START Records provided

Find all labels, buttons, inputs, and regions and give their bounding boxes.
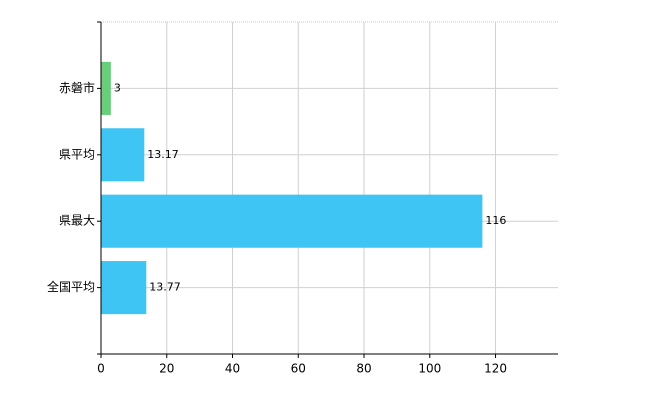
bar (101, 128, 145, 182)
value-label: 13.77 (149, 281, 181, 294)
y-tick-label: 全国平均 (47, 279, 95, 294)
value-label: 3 (114, 81, 121, 94)
bar (101, 261, 147, 315)
bar (101, 61, 111, 115)
value-label: 116 (485, 214, 506, 227)
x-tick-label: 120 (484, 362, 507, 376)
x-tick-label: 60 (291, 362, 306, 376)
y-tick-label: 県最大 (59, 214, 95, 228)
value-label: 13.17 (147, 148, 179, 161)
x-tick-label: 20 (159, 362, 174, 376)
x-tick-label: 100 (418, 362, 441, 376)
x-tick-label: 80 (356, 362, 371, 376)
bar (101, 194, 483, 248)
x-tick-label: 0 (97, 362, 105, 376)
x-tick-label: 40 (225, 362, 240, 376)
y-tick-label: 県平均 (59, 147, 95, 161)
y-tick-label: 赤磐市 (59, 80, 95, 95)
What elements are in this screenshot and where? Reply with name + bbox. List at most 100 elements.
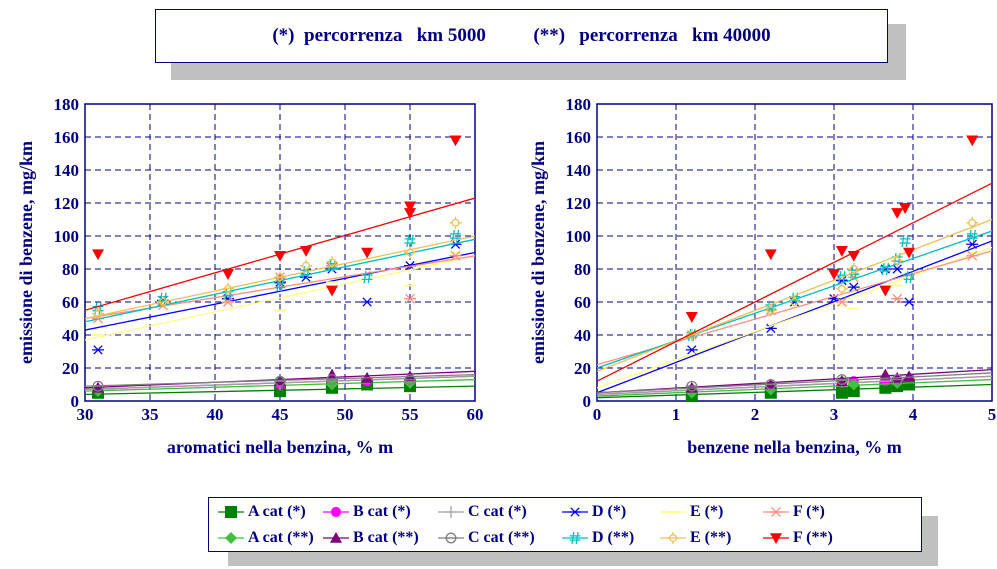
data-point: [222, 269, 234, 280]
trend-line: [85, 255, 475, 341]
data-point: [836, 271, 848, 284]
triangle-icon: [323, 532, 349, 543]
legend-label: C cat (*): [468, 503, 527, 520]
y-axis-label: emissione di benzene, mg/km: [528, 141, 548, 364]
y-tick-label: 0: [71, 392, 80, 411]
y-tick-label: 120: [54, 194, 80, 213]
y-tick-label: 140: [566, 161, 592, 180]
data-point: [92, 249, 104, 261]
legend-label: F (**): [793, 529, 833, 546]
data-point: [449, 135, 462, 147]
data-point: [847, 378, 860, 391]
x-tick-label: 45: [272, 405, 289, 424]
data-point: [966, 229, 978, 243]
chart-1: 30 35 40 45 50 55 60 0 20 40 60 80 100 120 140 160 180 ar…: [16, 95, 484, 457]
series-4: [597, 239, 992, 394]
y-tick-label: 160: [566, 128, 592, 147]
y-tick-label: 180: [566, 95, 592, 114]
series-11: [597, 216, 992, 372]
data-point: [274, 375, 286, 387]
legend-label: B cat (**): [353, 529, 419, 546]
trend-line: [597, 230, 992, 369]
data-point: [966, 135, 979, 147]
y-tick-label: 180: [54, 95, 80, 114]
legend-label: D (*): [592, 503, 627, 520]
line-icon: [660, 511, 686, 513]
legend-label: F (*): [793, 503, 825, 520]
data-point: [685, 380, 698, 392]
y-tick-label: 100: [54, 227, 80, 246]
series-3: [597, 373, 992, 396]
data-point: [274, 271, 286, 284]
data-point: [764, 379, 777, 390]
data-point: [404, 370, 416, 382]
series-9: [85, 373, 475, 392]
data-point: [835, 297, 848, 307]
data-point: [404, 208, 416, 219]
data-point: [404, 374, 416, 386]
data-point: [879, 285, 892, 297]
legend-item-8: B cat (**): [322, 527, 419, 549]
data-point: [686, 328, 698, 342]
data-point: [903, 271, 915, 284]
data-point: [903, 370, 916, 382]
data-point: [891, 293, 904, 304]
circle-line-icon: [438, 532, 464, 544]
x-tick-label: 1: [672, 405, 681, 424]
y-axis-label: emissione di benzene, mg/km: [16, 141, 36, 364]
legend-label: D (**): [592, 529, 635, 546]
legend-label: A cat (*): [248, 503, 306, 520]
legend-item-2: B cat (*): [322, 501, 411, 523]
series-9: [597, 372, 992, 394]
series-12: [597, 135, 992, 382]
data-point: [966, 250, 979, 261]
sun-icon: [660, 532, 686, 544]
data-point: [891, 208, 904, 219]
x-tick-label: 40: [207, 405, 224, 424]
data-point: [835, 374, 848, 386]
plus-icon: [438, 506, 464, 518]
data-point: [157, 296, 169, 308]
x-tick-label: 2: [751, 405, 760, 424]
data-point: [92, 345, 104, 355]
series-8: [597, 368, 992, 394]
x-tick-label: 4: [909, 405, 918, 424]
legend-item-4: D (*): [561, 501, 626, 523]
data-point: [764, 304, 777, 317]
data-point: [899, 203, 912, 214]
data-point: [835, 246, 848, 257]
data-point: [835, 386, 848, 399]
hash-icon: [562, 531, 588, 545]
trend-line: [597, 240, 992, 394]
y-tick-label: 120: [566, 194, 592, 213]
data-point: [450, 229, 461, 243]
legend-label: E (*): [690, 503, 724, 520]
chart-2: 0 1 2 3 4 5 0 20 40 60 80 100 120 140 160 180 benzene ne…: [528, 95, 996, 457]
legend-item-9: C cat (**): [437, 527, 535, 549]
x-tick-label: 35: [142, 405, 159, 424]
y-tick-label: 60: [574, 293, 591, 312]
data-point: [300, 259, 312, 272]
x-tick-label: 50: [337, 405, 354, 424]
trend-line: [597, 372, 992, 394]
legend-label: C cat (**): [468, 529, 535, 546]
data-point: [222, 282, 234, 295]
data-point: [685, 312, 698, 323]
data-point: [847, 251, 860, 262]
y-tick-label: 80: [574, 260, 591, 279]
trend-line: [597, 182, 992, 382]
legend: A cat (*) B cat (*) C cat (*) D (*) E (*) F (…: [208, 497, 922, 552]
data-point: [449, 216, 462, 229]
data-point: [879, 262, 891, 276]
data-point: [879, 368, 892, 380]
circle-icon: [323, 506, 349, 518]
x-tick-label: 3: [830, 405, 839, 424]
x-axis-label: aromatici nella benzina, % m: [167, 437, 393, 457]
data-point: [404, 234, 416, 248]
trend-line: [597, 378, 992, 397]
data-point: [788, 296, 801, 308]
legend-label: B cat (*): [353, 503, 411, 520]
data-point: [404, 293, 416, 304]
y-tick-label: 80: [62, 260, 79, 279]
data-point: [847, 263, 860, 275]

END Records provided

Rewrite all of the data above with "trend-line" swapped for "fit-line" everywhere and nothing else changed. Leave the pictures out.

* Task result *
Find all labels, buttons, inputs, and regions and give their bounding boxes.
bar (101, 128, 145, 182)
value-label: 13.77 (149, 281, 181, 294)
y-tick-label: 全国平均 (47, 279, 95, 294)
value-label: 3 (114, 81, 121, 94)
bar (101, 261, 147, 315)
bar (101, 61, 111, 115)
value-label: 116 (485, 214, 506, 227)
x-tick-label: 120 (484, 362, 507, 376)
x-tick-label: 60 (291, 362, 306, 376)
y-tick-label: 県最大 (59, 214, 95, 228)
value-label: 13.17 (147, 148, 179, 161)
x-tick-label: 20 (159, 362, 174, 376)
x-tick-label: 100 (418, 362, 441, 376)
x-tick-label: 80 (356, 362, 371, 376)
bar (101, 194, 483, 248)
x-tick-label: 0 (97, 362, 105, 376)
x-tick-label: 40 (225, 362, 240, 376)
y-tick-label: 県平均 (59, 147, 95, 161)
y-tick-label: 赤磐市 (59, 80, 95, 95)
What elements are in this screenshot and where? Reply with name + bbox. List at most 100 elements.
data-point: [222, 269, 234, 280]
fit-line: [85, 255, 475, 341]
data-point: [836, 271, 848, 284]
triangle-icon: [323, 532, 349, 543]
legend-label: C cat (*): [468, 503, 527, 520]
y-axis-label: emissione di benzene, mg/km: [528, 141, 548, 364]
y-tick-label: 0: [71, 392, 80, 411]
y-tick-label: 120: [54, 194, 80, 213]
y-tick-label: 140: [566, 161, 592, 180]
data-point: [92, 249, 104, 261]
legend-label: F (**): [793, 529, 833, 546]
data-point: [449, 135, 462, 147]
data-point: [847, 378, 860, 391]
x-tick-label: 45: [272, 405, 289, 424]
data-point: [966, 229, 978, 243]
chart-1: 30 35 40 45 50 55 60 0 20 40 60 80 100 120 140 160 180 ar…: [16, 95, 484, 457]
series-4: [597, 239, 992, 394]
y-tick-label: 160: [566, 128, 592, 147]
y-tick-label: 180: [566, 95, 592, 114]
series-11: [597, 216, 992, 372]
data-point: [274, 375, 286, 387]
legend-label: B cat (**): [353, 529, 419, 546]
fit-line: [597, 230, 992, 369]
data-point: [966, 135, 979, 147]
y-tick-label: 180: [54, 95, 80, 114]
legend-label: D (*): [592, 503, 627, 520]
line-icon: [660, 511, 686, 513]
legend-label: F (*): [793, 503, 825, 520]
data-point: [685, 380, 698, 392]
y-tick-label: 100: [54, 227, 80, 246]
series-3: [597, 373, 992, 396]
data-point: [274, 271, 286, 284]
data-point: [764, 379, 777, 390]
data-point: [404, 370, 416, 382]
series-9: [85, 373, 475, 392]
data-point: [835, 297, 848, 307]
data-point: [404, 208, 416, 219]
data-point: [404, 374, 416, 386]
data-point: [879, 285, 892, 297]
legend-item-8: B cat (**): [322, 527, 419, 549]
data-point: [686, 328, 698, 342]
data-point: [903, 271, 915, 284]
data-point: [903, 370, 916, 382]
data-point: [891, 293, 904, 304]
circle-line-icon: [438, 532, 464, 544]
x-tick-label: 1: [672, 405, 681, 424]
y-axis-label: emissione di benzene, mg/km: [16, 141, 36, 364]
legend-label: D (**): [592, 529, 635, 546]
legend-label: A cat (*): [248, 503, 306, 520]
legend-item-2: B cat (*): [322, 501, 411, 523]
series-9: [597, 372, 992, 394]
series-12: [597, 135, 992, 382]
data-point: [966, 250, 979, 261]
sun-icon: [660, 532, 686, 544]
data-point: [891, 208, 904, 219]
x-tick-label: 40: [207, 405, 224, 424]
data-point: [835, 374, 848, 386]
plus-icon: [438, 506, 464, 518]
data-point: [157, 296, 169, 308]
x-tick-label: 2: [751, 405, 760, 424]
data-point: [92, 345, 104, 355]
series-8: [597, 368, 992, 394]
x-tick-label: 4: [909, 405, 918, 424]
legend-item-4: D (*): [561, 501, 626, 523]
data-point: [764, 304, 777, 317]
data-point: [899, 203, 912, 214]
data-point: [835, 246, 848, 257]
data-point: [835, 386, 848, 399]
hash-icon: [562, 531, 588, 545]
fit-line: [597, 240, 992, 394]
y-tick-label: 120: [566, 194, 592, 213]
data-point: [450, 229, 461, 243]
legend-label: E (*): [690, 503, 724, 520]
chart-2: 0 1 2 3 4 5 0 20 40 60 80 100 120 140 160 180 benzene ne…: [528, 95, 996, 457]
legend-item-9: C cat (**): [437, 527, 535, 549]
x-tick-label: 35: [142, 405, 159, 424]
y-tick-label: 60: [574, 293, 591, 312]
data-point: [300, 259, 312, 272]
x-tick-label: 50: [337, 405, 354, 424]
fit-line: [597, 372, 992, 394]
legend-label: C cat (**): [468, 529, 535, 546]
data-point: [222, 282, 234, 295]
data-point: [685, 312, 698, 323]
data-point: [847, 251, 860, 262]
y-tick-label: 80: [574, 260, 591, 279]
fit-line: [597, 182, 992, 382]
legend: A cat (*) B cat (*) C cat (*) D (*) E (*) F (…: [208, 497, 922, 552]
data-point: [449, 216, 462, 229]
data-point: [879, 262, 891, 276]
data-point: [879, 368, 892, 380]
circle-icon: [323, 506, 349, 518]
x-tick-label: 3: [830, 405, 839, 424]
x-axis-label: aromatici nella benzina, % m: [167, 437, 393, 457]
data-point: [404, 234, 416, 248]
fit-line: [597, 378, 992, 397]
data-point: [788, 296, 801, 308]
legend-label: B cat (*): [353, 503, 411, 520]
data-point: [404, 293, 416, 304]
y-tick-label: 80: [62, 260, 79, 279]
data-point: [847, 263, 860, 275]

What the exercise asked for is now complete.